In the entries that follow, how many lines hold the string "общественных"? Give only that number.
* * * *
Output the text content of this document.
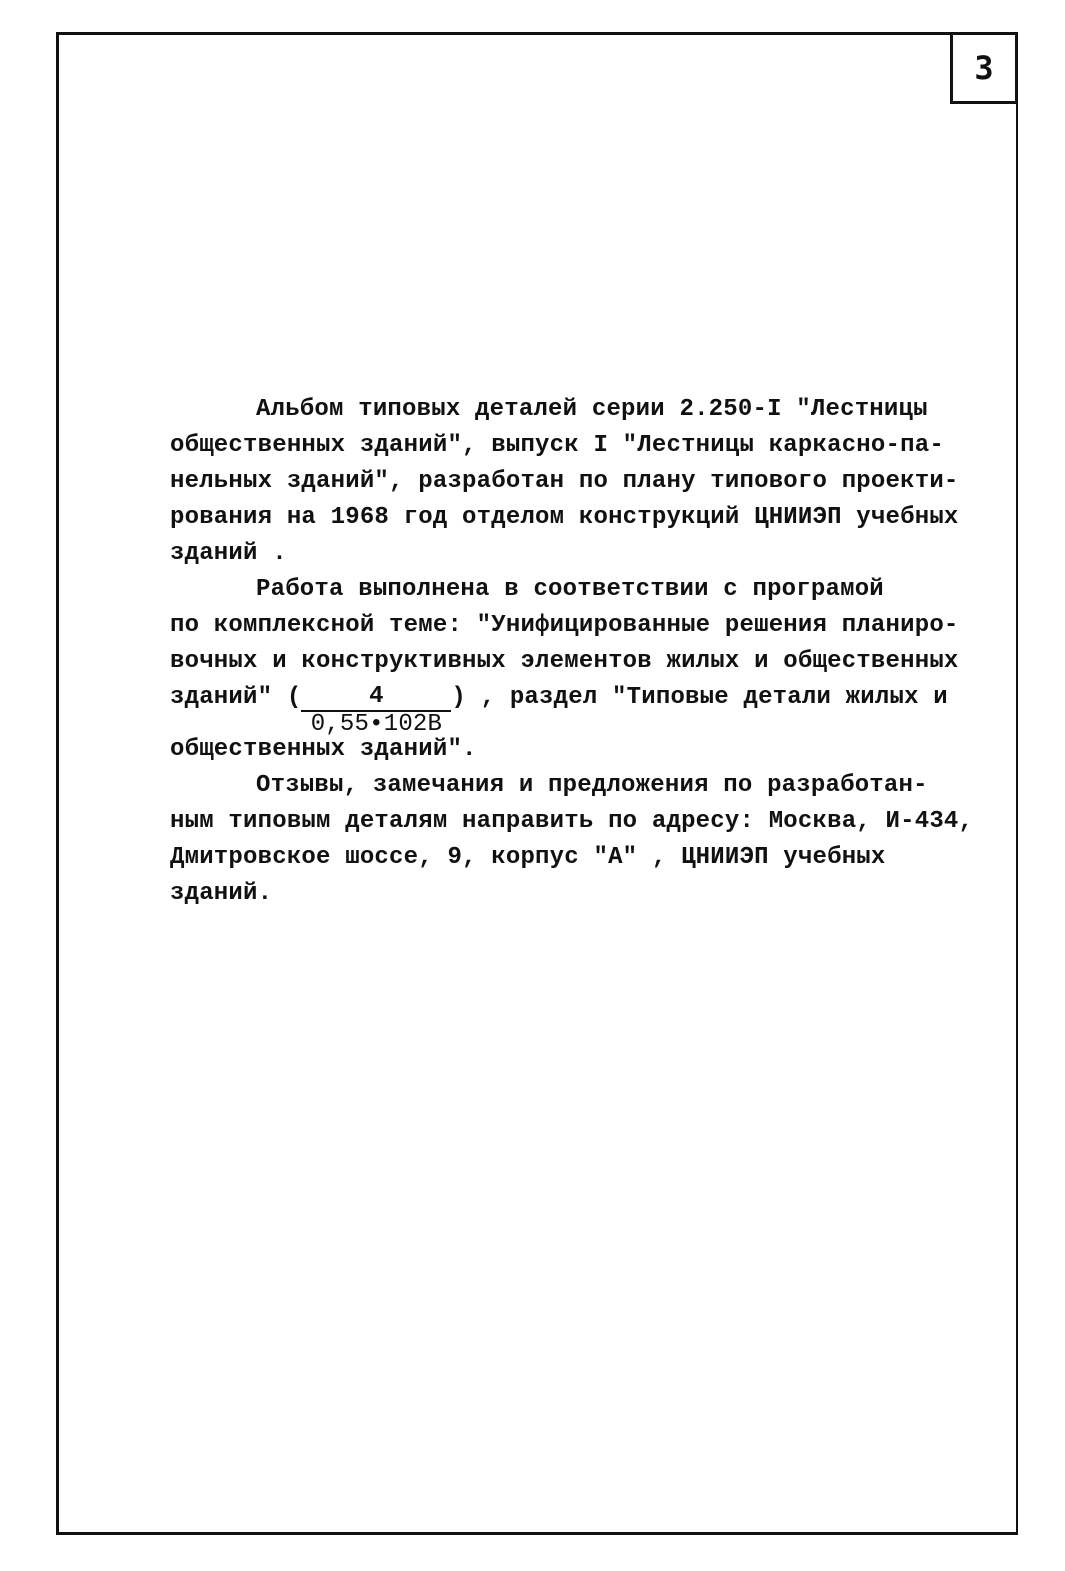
3
Альбом типовых деталей серии 2.250-I "Лестницы
общественных зданий", выпуск I "Лестницы каркасно-па-
нельных зданий", разработан по плану типового проекти-
рования на 1968 год отделом конструкций ЦНИИЭП учебных
зданий .
Работа выполнена в соответствии с програмой
по комплексной теме: "Унифицированные решения планиро-
вочных и конструктивных элементов жилых и общественных
зданий" ( $\frac{4}{0,55•102В}$ ) , раздел "Типовые детали жилых и
общественных зданий".
Отзывы, замечания и предложения по разработан-
ным типовым деталям направить по адресу: Москва, И-434,
Дмитровское шоссе, 9, корпус "А" , ЦНИИЭП учебных
зданий.
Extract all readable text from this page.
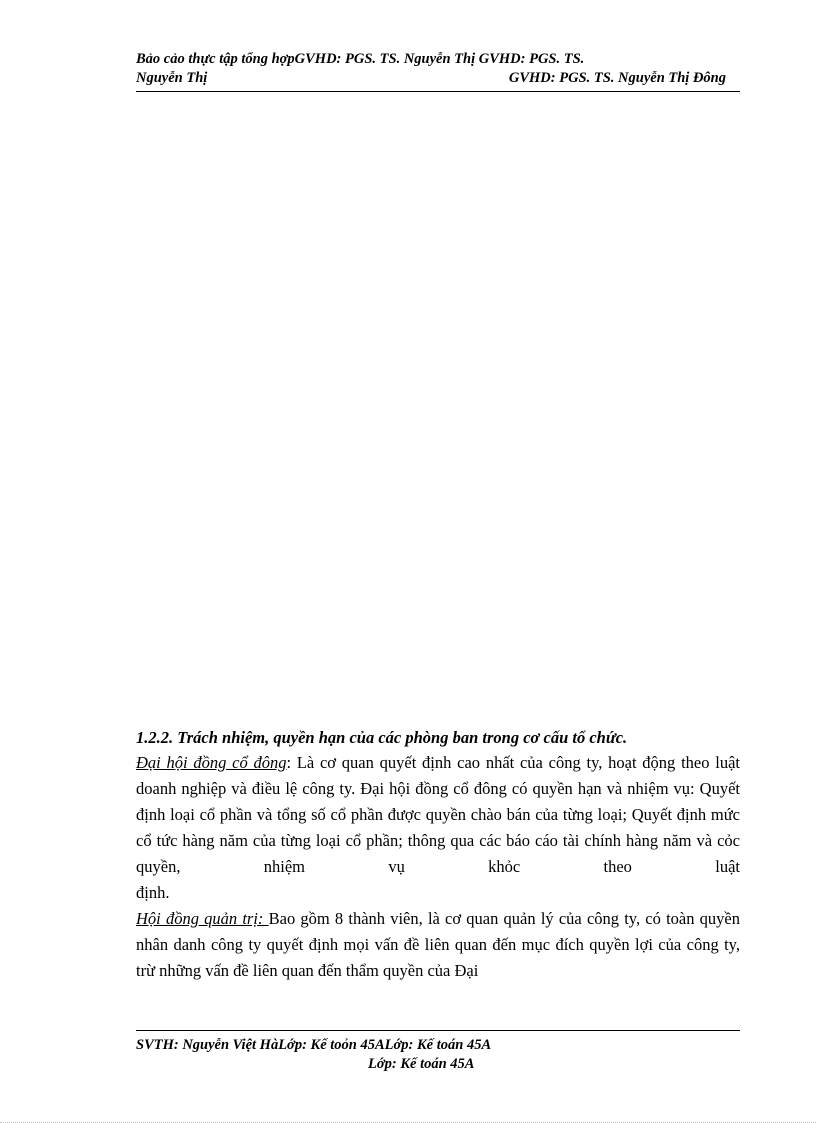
Bảo cảo thực tập tổng hợpGVHD: PGS. TS. Nguyễn Thị GVHD: PGS. TS.
Nguyễn Thị	GVHD: PGS. TS. Nguyễn Thị Đông
1.2.2. Trách nhiệm, quyền hạn của các phòng ban trong cơ cấu tổ chức.
Đại hội đồng cổ đông: Là cơ quan quyết định cao nhất của công ty, hoạt động theo luật doanh nghiệp và điều lệ công ty. Đại hội đồng cổ đông có quyền hạn và nhiệm vụ: Quyết định loại cổ phần và tổng số cổ phần được quyền chào bán của từng loại; Quyết định mức cổ tức hàng năm của từng loại cổ phần; thông qua các báo cáo tài chính hàng năm và cỏc quyền, nhiệm vụ khỏc theo luật
định.
Hội đồng quản trị: Bao gồm 8 thành viên, là cơ quan quản lý của công ty, có toàn quyền nhân danh công ty quyết định mọi vấn đề liên quan đến mục đích quyền lợi của công ty, trừ những vấn đề liên quan đến thẩm quyền của Đại
SVTH: Nguyễn Việt HàLớp: Kế toỏn 45ALớp: Kế toán 45A
Lớp: Kế toán 45A
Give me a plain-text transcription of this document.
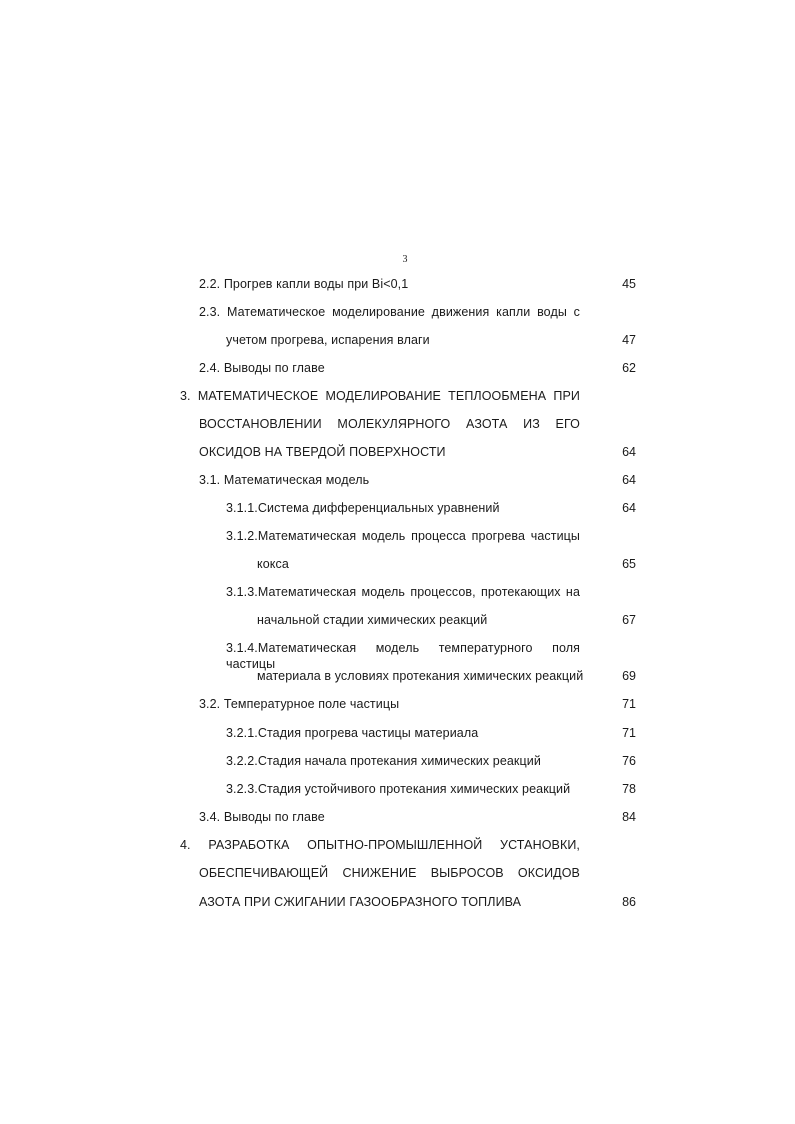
3
2.2. Прогрев капли воды при Bi<0,1	45
2.3. Математическое моделирование движения капли воды с
учетом прогрева, испарения влаги	47
2.4. Выводы по главе	62
3. МАТЕМАТИЧЕСКОЕ МОДЕЛИРОВАНИЕ ТЕПЛООБМЕНА ПРИ
ВОССТАНОВЛЕНИИ МОЛЕКУЛЯРНОГО АЗОТА ИЗ ЕГО
ОКСИДОВ НА ТВЕРДОЙ ПОВЕРХНОСТИ	64
3.1. Математическая модель	64
3.1.1.Система дифференциальных уравнений	64
3.1.2.Математическая модель процесса прогрева частицы
кокса	65
3.1.3.Математическая модель процессов, протекающих на
начальной стадии химических реакций	67
3.1.4.Математическая модель температурного поля частицы
материала в условиях протекания химических реакций	69
3.2. Температурное поле частицы	71
3.2.1.Стадия прогрева частицы материала	71
3.2.2.Стадия начала протекания химических реакций	76
3.2.3.Стадия устойчивого протекания химических реакций	78
3.4. Выводы по главе	84
4. РАЗРАБОТКА ОПЫТНО-ПРОМЫШЛЕННОЙ УСТАНОВКИ,
ОБЕСПЕЧИВАЮЩЕЙ СНИЖЕНИЕ ВЫБРОСОВ ОКСИДОВ
АЗОТА ПРИ СЖИГАНИИ ГАЗООБРАЗНОГО ТОПЛИВА	86
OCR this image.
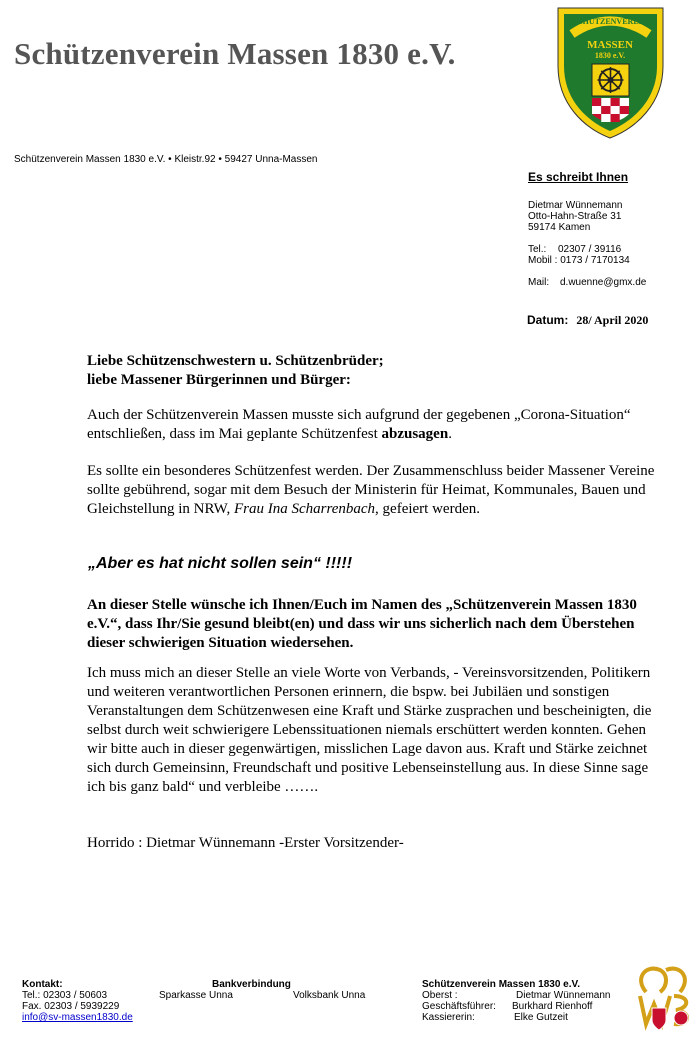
Schützenverein Massen 1830 e.V.
SCHÜTZENVEREIN
MASSEN
1830 e.V.
Schützenverein Massen 1830 e.V. • Kleistr.92 • 59427 Unna-Massen
Es schreibt Ihnen
Dietmar Wünnemann
Otto-Hahn-Straße 31
59174 Kamen
Tel.: 02307 / 39116
Mobil : 0173 / 7170134
Mail: d.wuenne@gmx.de
Datum: 28/ April 2020
Liebe Schützenschwestern u. Schützenbrüder;
liebe Massener Bürgerinnen und Bürger:
Auch der Schützenverein Massen musste sich aufgrund der gegebenen „Corona-Situation“ entschließen, dass im Mai geplante Schützenfest abzusagen.
Es sollte ein besonderes Schützenfest werden. Der Zusammenschluss beider Massener Vereine sollte gebührend, sogar mit dem Besuch der Ministerin für Heimat, Kommunales, Bauen und Gleichstellung in NRW, Frau Ina Scharrenbach, gefeiert werden.
„Aber es hat nicht sollen sein“ !!!!!
An dieser Stelle wünsche ich Ihnen/Euch im Namen des „Schützenverein Massen 1830 e.V.“, dass Ihr/Sie gesund bleibt(en) und dass wir uns sicherlich nach dem Überstehen dieser schwierigen Situation wiedersehen.
Ich muss mich an dieser Stelle an viele Worte von Verbands, - Vereinsvorsitzenden, Politikern und weiteren verantwortlichen Personen erinnern, die bspw. bei Jubiläen und sonstigen Veranstaltungen dem Schützenwesen eine Kraft und Stärke zusprachen und bescheinigten, die selbst durch weit schwierigere Lebenssituationen niemals erschüttert werden konnten. Gehen wir bitte auch in dieser gegenwärtigen, misslichen Lage davon aus. Kraft und Stärke zeichnet sich durch Gemeinsinn, Freundschaft und positive Lebenseinstellung aus. In diese Sinne sage ich bis ganz bald“ und verbleibe …….
Horrido : Dietmar Wünnemann -Erster Vorsitzender-
Kontakt:
Tel.: 02303 / 50603
Fax. 02303 / 5939229
info@sv-massen1830.de
Bankverbindung
Sparkasse Unna	Volksbank Unna
Schützenverein Massen 1830 e.V.
Oberst :	Dietmar Wünnemann
Geschäftsführer: Burkhard Rienhoff
Kassiererin:	Elke Gutzeit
* * * *
### RESULT
3